_Work instructions_: Return all of the entries exactly as written.

_The data_:
※

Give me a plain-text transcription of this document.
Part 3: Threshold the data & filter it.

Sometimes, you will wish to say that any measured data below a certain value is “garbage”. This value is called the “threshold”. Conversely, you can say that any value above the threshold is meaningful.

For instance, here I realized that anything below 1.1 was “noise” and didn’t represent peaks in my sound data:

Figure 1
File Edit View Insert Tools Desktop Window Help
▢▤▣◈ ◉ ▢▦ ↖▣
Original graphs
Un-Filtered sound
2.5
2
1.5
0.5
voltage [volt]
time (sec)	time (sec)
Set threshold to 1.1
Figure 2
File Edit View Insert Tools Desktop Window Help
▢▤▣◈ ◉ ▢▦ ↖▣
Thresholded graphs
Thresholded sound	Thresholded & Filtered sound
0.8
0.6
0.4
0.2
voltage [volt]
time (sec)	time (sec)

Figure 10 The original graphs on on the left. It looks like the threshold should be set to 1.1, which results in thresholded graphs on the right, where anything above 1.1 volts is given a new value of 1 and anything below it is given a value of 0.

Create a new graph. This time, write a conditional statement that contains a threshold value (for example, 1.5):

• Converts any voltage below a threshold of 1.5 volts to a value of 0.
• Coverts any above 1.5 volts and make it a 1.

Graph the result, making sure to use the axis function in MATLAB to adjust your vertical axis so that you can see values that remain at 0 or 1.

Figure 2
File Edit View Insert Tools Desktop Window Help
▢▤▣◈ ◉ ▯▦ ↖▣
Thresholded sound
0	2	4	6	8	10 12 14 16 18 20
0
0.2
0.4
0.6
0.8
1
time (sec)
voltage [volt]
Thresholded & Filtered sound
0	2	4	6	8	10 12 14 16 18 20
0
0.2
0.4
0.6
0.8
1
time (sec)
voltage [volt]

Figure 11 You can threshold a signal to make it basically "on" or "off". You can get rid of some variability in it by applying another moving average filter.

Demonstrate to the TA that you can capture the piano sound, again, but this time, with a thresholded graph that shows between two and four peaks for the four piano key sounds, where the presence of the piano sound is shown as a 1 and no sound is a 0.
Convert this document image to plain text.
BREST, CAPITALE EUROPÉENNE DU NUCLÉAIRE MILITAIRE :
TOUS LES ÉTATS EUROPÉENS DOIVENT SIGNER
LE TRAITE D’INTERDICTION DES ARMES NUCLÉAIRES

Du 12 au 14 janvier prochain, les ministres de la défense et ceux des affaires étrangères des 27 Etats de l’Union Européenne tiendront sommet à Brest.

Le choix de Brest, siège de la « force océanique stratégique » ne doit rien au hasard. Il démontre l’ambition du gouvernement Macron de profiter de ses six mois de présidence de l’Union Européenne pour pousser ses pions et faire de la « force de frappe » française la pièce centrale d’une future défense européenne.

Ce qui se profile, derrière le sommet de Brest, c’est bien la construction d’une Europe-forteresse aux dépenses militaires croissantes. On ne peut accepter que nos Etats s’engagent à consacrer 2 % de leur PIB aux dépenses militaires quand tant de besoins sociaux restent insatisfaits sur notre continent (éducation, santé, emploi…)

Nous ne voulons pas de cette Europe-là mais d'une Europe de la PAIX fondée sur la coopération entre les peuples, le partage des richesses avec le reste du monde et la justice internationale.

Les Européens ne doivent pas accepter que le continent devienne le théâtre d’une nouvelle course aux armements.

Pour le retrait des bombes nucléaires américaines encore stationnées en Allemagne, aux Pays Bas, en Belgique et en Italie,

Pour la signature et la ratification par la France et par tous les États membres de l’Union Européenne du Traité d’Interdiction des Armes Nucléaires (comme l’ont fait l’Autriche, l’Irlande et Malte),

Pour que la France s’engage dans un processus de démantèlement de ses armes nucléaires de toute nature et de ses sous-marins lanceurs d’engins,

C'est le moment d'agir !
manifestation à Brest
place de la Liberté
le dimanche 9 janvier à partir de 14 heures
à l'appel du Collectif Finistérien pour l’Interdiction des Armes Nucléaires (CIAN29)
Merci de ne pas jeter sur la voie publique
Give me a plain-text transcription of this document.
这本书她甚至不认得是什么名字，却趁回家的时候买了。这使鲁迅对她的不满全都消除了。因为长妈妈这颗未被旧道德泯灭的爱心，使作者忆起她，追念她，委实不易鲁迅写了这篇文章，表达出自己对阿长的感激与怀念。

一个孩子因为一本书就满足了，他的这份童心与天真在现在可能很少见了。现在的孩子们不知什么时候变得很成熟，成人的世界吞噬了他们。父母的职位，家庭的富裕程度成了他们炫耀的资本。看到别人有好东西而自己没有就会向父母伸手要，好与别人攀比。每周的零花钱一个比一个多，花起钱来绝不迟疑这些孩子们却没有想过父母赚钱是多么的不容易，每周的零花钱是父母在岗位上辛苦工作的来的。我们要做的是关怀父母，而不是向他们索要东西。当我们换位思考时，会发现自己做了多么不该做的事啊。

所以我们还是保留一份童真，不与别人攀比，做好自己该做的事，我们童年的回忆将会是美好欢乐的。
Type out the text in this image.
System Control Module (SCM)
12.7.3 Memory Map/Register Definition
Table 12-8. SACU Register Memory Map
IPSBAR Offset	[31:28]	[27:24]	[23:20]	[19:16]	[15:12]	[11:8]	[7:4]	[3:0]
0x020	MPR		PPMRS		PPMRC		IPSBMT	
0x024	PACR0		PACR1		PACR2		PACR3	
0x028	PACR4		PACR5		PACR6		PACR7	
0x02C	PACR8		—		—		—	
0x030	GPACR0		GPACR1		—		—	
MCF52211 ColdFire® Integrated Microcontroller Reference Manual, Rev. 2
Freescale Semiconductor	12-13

※

_Result_:
Give me a plain-text transcription of this document.
Part 3: Threshold the data & filter it.

Sometimes, you will wish to say that any measured data below a certain value is “garbage”. This value is called the “threshold”. Conversely, you can say that any value above the threshold is meaningful.

For instance, here I realized that anything below 1.1 was “noise” and didn’t represent peaks in my sound data:

Figure 1
File Edit View Insert Tools Desktop Window Help
▢▤▣◈ ◉ ▢▦ ↖▣
Original graphs
Un-Filtered sound
2.5
2
1.5
0.5
voltage [volt]
time (sec)	time (sec)
Set threshold to 1.1
Figure 2
File Edit View Insert Tools Desktop Window Help
▢▤▣◈ ◉ ▢▦ ↖▣
Thresholded graphs
Thresholded sound	Thresholded & Filtered sound
0.8
0.6
0.4
0.2
voltage [volt]
time (sec)	time (sec)

Figure 10 The original graphs on on the left. It looks like the threshold should be set to 1.1, which results in thresholded graphs on the right, where anything above 1.1 volts is given a new value of 1 and anything below it is given a value of 0.

Create a new graph. This time, write a conditional statement that contains a threshold value (for example, 1.5):

• Converts any voltage below a threshold of 1.5 volts to a value of 0.
• Coverts any above 1.5 volts and make it a 1.

Graph the result, making sure to use the axis function in MATLAB to adjust your vertical axis so that you can see values that remain at 0 or 1.

Figure 2
File Edit View Insert Tools Desktop Window Help
▢▤▣◈ ◉ ▯▦ ↖▣
Thresholded sound
0	2	4	6	8	10 12 14 16 18 20
0
0.2
0.4
0.6
0.8
1
time (sec)
voltage [volt]
Thresholded & Filtered sound
0	2	4	6	8	10 12 14 16 18 20
0
0.2
0.4
0.6
0.8
1
time (sec)
voltage [volt]

Figure 11 You can threshold a signal to make it basically "on" or "off". You can get rid of some variability in it by applying another moving average filter.

Demonstrate to the TA that you can capture the piano sound, again, but this time, with a thresholded graph that shows between two and four peaks for the four piano key sounds, where the presence of the piano sound is shown as a 1 and no sound is a 0.
Convert this document image to plain text.
BREST, CAPITALE EUROPÉENNE DU NUCLÉAIRE MILITAIRE :
TOUS LES ÉTATS EUROPÉENS DOIVENT SIGNER
LE TRAITE D’INTERDICTION DES ARMES NUCLÉAIRES

Du 12 au 14 janvier prochain, les ministres de la défense et ceux des affaires étrangères des 27 Etats de l’Union Européenne tiendront sommet à Brest.

Le choix de Brest, siège de la « force océanique stratégique » ne doit rien au hasard. Il démontre l’ambition du gouvernement Macron de profiter de ses six mois de présidence de l’Union Européenne pour pousser ses pions et faire de la « force de frappe » française la pièce centrale d’une future défense européenne.

Ce qui se profile, derrière le sommet de Brest, c’est bien la construction d’une Europe-forteresse aux dépenses militaires croissantes. On ne peut accepter que nos Etats s’engagent à consacrer 2 % de leur PIB aux dépenses militaires quand tant de besoins sociaux restent insatisfaits sur notre continent (éducation, santé, emploi…)

Nous ne voulons pas de cette Europe-là mais d'une Europe de la PAIX fondée sur la coopération entre les peuples, le partage des richesses avec le reste du monde et la justice internationale.

Les Européens ne doivent pas accepter que le continent devienne le théâtre d’une nouvelle course aux armements.

Pour le retrait des bombes nucléaires américaines encore stationnées en Allemagne, aux Pays Bas, en Belgique et en Italie,

Pour la signature et la ratification par la France et par tous les États membres de l’Union Européenne du Traité d’Interdiction des Armes Nucléaires (comme l’ont fait l’Autriche, l’Irlande et Malte),

Pour que la France s’engage dans un processus de démantèlement de ses armes nucléaires de toute nature et de ses sous-marins lanceurs d’engins,

C'est le moment d'agir !
manifestation à Brest
place de la Liberté
le dimanche 9 janvier à partir de 14 heures
à l'appel du Collectif Finistérien pour l’Interdiction des Armes Nucléaires (CIAN29)
Merci de ne pas jeter sur la voie publique
Give me a plain-text transcription of this document.
这本书她甚至不认得是什么名字，却趁回家的时候买了。这使鲁迅对她的不满全都消除了。因为长妈妈这颗未被旧道德泯灭的爱心，使作者忆起她，追念她，委实不易鲁迅写了这篇文章，表达出自己对阿长的感激与怀念。

一个孩子因为一本书就满足了，他的这份童心与天真在现在可能很少见了。现在的孩子们不知什么时候变得很成熟，成人的世界吞噬了他们。父母的职位，家庭的富裕程度成了他们炫耀的资本。看到别人有好东西而自己没有就会向父母伸手要，好与别人攀比。每周的零花钱一个比一个多，花起钱来绝不迟疑这些孩子们却没有想过父母赚钱是多么的不容易，每周的零花钱是父母在岗位上辛苦工作的来的。我们要做的是关怀父母，而不是向他们索要东西。当我们换位思考时，会发现自己做了多么不该做的事啊。

所以我们还是保留一份童真，不与别人攀比，做好自己该做的事，我们童年的回忆将会是美好欢乐的。
Type out the text in this image.
System Control Module (SCM)
12.7.3 Memory Map/Register Definition
Table 12-8. SACU Register Memory Map
IPSBAR Offset	[31:28]	[27:24]	[23:20]	[19:16]	[15:12]	[11:8]	[7:4]	[3:0]
0x020	MPR		PPMRS		PPMRC		IPSBMT	
0x024	PACR0		PACR1		PACR2		PACR3	
0x028	PACR4		PACR5		PACR6		PACR7	
0x02C	PACR8		—		—		—	
0x030	GPACR0		GPACR1		—		—	
MCF52211 ColdFire® Integrated Microcontroller Reference Manual, Rev. 2
Freescale Semiconductor	12-13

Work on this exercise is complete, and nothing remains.